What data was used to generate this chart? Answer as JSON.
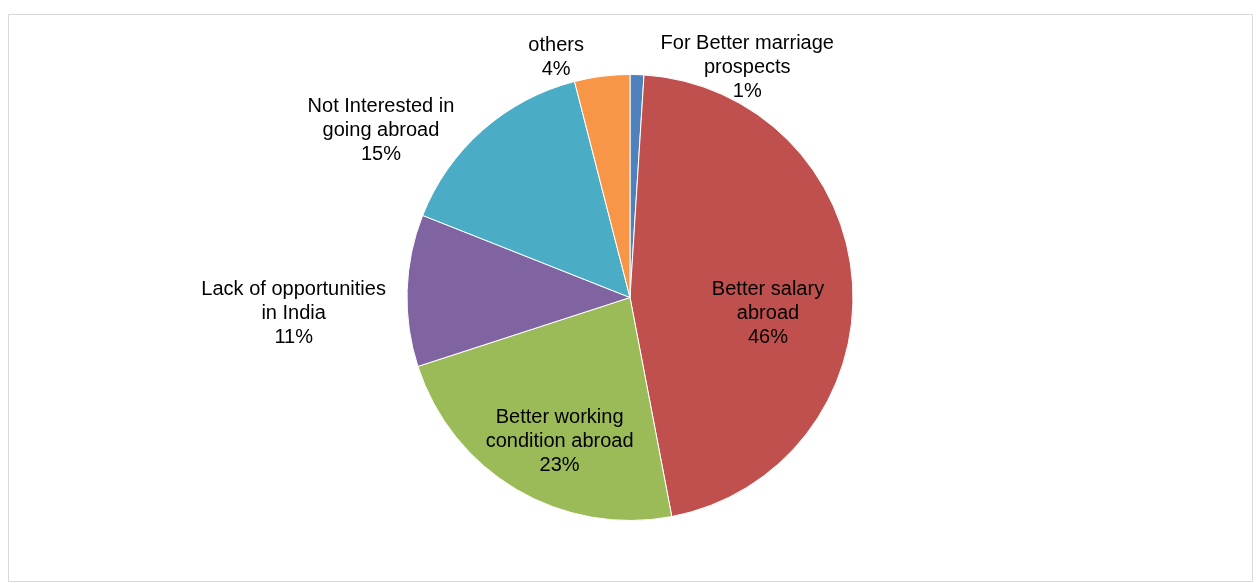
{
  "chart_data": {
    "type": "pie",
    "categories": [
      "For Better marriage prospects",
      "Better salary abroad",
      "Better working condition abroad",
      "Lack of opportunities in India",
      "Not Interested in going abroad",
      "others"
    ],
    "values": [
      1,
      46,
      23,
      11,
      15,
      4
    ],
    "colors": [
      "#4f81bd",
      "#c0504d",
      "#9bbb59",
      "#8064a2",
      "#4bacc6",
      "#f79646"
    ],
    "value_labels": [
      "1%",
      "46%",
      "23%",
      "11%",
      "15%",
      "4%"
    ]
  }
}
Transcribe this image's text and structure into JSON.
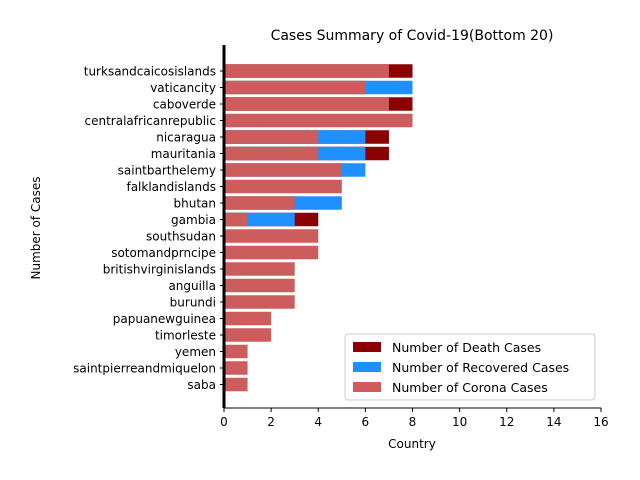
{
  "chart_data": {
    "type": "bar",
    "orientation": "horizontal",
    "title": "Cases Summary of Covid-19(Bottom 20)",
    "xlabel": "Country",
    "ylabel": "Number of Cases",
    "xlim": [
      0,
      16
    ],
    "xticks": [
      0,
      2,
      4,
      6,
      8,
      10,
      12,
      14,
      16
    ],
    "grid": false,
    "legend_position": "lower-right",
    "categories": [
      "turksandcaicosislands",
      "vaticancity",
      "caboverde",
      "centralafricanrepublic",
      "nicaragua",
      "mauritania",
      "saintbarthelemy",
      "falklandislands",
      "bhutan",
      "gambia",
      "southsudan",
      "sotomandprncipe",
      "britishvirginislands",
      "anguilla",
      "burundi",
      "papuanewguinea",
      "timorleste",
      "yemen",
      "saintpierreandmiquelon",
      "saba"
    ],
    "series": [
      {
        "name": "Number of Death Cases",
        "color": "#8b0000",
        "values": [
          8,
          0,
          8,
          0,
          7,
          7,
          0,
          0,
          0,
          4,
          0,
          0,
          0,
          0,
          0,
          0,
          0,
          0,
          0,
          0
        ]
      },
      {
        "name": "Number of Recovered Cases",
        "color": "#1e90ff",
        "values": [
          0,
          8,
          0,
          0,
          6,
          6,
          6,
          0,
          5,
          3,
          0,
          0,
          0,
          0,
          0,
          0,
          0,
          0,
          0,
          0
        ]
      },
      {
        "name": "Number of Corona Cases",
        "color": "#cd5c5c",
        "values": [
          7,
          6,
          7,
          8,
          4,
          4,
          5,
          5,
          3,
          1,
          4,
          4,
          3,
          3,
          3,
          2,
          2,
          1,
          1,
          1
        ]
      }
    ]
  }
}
....................
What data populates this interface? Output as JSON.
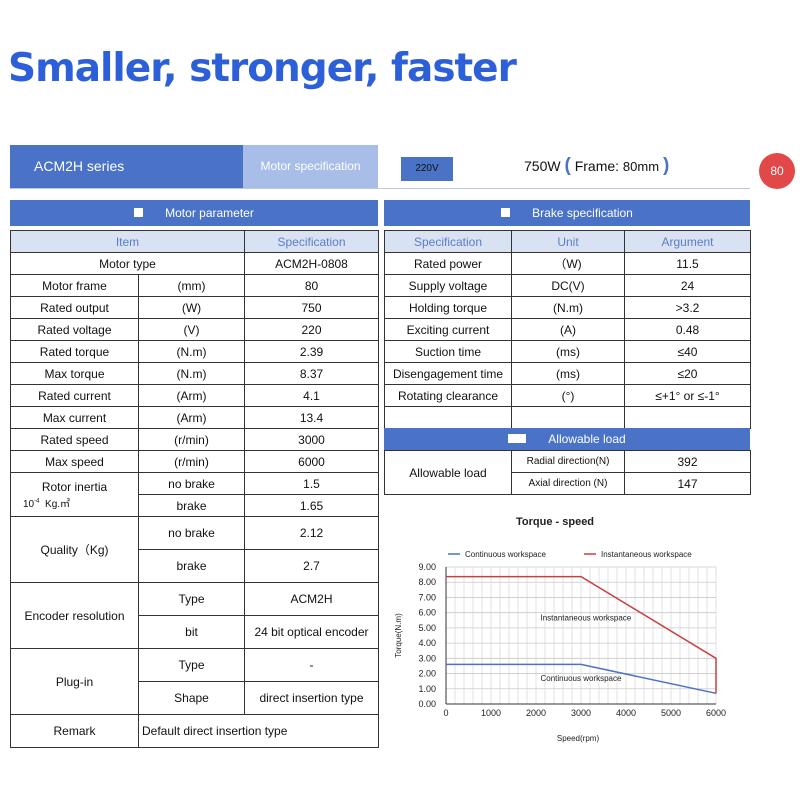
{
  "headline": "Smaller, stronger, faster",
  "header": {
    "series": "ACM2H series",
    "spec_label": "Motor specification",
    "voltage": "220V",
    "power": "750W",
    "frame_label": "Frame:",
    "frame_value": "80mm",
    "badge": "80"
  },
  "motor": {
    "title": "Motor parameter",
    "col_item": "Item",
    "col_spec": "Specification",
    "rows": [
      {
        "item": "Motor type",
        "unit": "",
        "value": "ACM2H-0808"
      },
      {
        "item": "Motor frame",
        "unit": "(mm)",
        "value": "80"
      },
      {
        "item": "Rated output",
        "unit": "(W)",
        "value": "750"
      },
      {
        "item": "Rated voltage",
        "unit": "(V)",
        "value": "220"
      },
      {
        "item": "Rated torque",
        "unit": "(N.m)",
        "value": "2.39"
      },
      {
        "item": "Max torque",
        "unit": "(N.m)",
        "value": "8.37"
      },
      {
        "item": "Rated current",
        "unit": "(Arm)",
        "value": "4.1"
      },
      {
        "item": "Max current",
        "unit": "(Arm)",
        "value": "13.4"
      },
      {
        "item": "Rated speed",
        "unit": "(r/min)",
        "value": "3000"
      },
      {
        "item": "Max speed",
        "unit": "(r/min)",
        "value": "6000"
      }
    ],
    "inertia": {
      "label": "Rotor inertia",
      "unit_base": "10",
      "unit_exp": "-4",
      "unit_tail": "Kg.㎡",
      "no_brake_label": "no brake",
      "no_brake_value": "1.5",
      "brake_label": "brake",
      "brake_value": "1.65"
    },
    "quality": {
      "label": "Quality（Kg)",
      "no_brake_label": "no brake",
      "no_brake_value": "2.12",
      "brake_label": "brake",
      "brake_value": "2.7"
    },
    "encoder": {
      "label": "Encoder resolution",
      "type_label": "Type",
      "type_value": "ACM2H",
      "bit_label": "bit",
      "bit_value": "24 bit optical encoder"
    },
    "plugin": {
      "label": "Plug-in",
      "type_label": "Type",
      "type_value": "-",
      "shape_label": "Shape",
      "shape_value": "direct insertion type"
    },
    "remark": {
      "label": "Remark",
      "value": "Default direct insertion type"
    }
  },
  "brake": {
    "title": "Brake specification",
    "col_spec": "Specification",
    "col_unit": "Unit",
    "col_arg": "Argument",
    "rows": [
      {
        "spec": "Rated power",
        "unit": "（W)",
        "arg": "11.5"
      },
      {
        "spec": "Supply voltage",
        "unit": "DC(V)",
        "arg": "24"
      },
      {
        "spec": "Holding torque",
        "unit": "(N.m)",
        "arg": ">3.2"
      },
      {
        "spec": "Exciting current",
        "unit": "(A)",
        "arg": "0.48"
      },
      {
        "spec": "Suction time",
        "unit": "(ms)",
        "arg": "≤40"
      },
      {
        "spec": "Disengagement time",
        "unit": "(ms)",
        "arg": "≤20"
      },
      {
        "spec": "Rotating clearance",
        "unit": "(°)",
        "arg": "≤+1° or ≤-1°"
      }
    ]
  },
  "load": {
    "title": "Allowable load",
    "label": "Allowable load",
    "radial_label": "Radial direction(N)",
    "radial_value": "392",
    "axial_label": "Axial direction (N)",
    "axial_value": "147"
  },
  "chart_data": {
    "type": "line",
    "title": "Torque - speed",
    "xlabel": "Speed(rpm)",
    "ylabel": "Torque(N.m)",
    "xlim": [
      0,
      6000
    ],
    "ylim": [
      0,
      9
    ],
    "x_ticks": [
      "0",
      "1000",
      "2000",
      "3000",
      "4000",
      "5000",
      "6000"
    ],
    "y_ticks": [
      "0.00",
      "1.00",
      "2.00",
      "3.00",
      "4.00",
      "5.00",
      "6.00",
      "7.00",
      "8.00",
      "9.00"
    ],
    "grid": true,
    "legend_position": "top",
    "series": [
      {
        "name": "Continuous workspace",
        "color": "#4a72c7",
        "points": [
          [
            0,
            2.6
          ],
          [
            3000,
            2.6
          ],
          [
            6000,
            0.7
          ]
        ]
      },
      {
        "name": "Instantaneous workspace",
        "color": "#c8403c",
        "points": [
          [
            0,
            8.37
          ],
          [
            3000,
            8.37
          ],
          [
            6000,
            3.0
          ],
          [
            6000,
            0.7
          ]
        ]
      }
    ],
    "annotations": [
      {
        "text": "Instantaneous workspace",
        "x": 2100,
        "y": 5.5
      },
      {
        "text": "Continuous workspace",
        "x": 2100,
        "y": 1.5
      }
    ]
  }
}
....................
Problem details:
From the records above, pull out every line containing the word "ylabel".

The result:
    "ylabel": "Number of Cases",
    "ylabel": "Torque(N.m)",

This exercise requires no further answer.